• **SHORT PROBLEM**: Word for word, restate every line of the material.

┏━━

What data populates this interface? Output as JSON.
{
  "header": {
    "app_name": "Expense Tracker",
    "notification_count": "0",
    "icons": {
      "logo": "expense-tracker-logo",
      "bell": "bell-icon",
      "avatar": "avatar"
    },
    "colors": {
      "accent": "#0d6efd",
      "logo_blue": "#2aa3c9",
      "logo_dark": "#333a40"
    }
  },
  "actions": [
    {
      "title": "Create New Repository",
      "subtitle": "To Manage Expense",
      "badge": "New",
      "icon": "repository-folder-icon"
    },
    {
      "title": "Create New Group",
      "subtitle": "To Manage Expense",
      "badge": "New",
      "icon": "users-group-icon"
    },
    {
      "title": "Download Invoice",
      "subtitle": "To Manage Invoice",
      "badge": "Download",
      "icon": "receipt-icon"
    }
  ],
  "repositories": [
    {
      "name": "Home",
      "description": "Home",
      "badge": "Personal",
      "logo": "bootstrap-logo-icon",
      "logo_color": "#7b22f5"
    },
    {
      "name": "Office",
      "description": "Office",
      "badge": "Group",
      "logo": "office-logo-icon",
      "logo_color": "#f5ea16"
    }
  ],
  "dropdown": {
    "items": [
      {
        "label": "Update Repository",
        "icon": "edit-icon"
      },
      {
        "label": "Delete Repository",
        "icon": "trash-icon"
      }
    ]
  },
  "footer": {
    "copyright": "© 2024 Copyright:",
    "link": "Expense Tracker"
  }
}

┗━━

• **SOLVED EXERCISE**:
What data populates this interface? Output as JSON.
{
  "header": {
    "app_name": "Expense Tracker",
    "notification_count": "0",
    "icons": {
      "logo": "expense-tracker-logo",
      "bell": "bell-icon",
      "avatar": "avatar"
    },
    "colors": {
      "accent": "#0d6efd",
      "logo_blue": "#2aa3c9",
      "logo_dark": "#333a40"
    }
  },
  "actions": [
    {
      "title": "Create New Repository",
      "subtitle": "To Manage Expense",
      "badge": "New",
      "icon": "repository-folder-icon"
    },
    {
      "title": "Create New Group",
      "subtitle": "To Manage Expense",
      "badge": "New",
      "icon": "users-group-icon"
    },
    {
      "title": "Download Invoice",
      "subtitle": "To Manage Invoice",
      "badge": "Download",
      "icon": "receipt-icon"
    }
  ],
  "repositories": [
    {
      "name": "Home",
      "description": "Home",
      "badge": "Personal",
      "logo": "bootstrap-logo-icon",
      "logo_color": "#7b22f5"
    },
    {
      "name": "Office",
      "description": "Office",
      "badge": "Group",
      "logo": "office-logo-icon",
      "logo_color": "#f5ea16"
    }
  ],
  "dropdown": {
    "items": [
      {
        "label": "Update Repository",
        "icon": "edit-icon"
      },
      {
        "label": "Delete Repository",
        "icon": "trash-icon"
      }
    ]
  },
  "footer": {
    "copyright": "© 2024 Copyright:",
    "link": "Expense Tracker"
  }
}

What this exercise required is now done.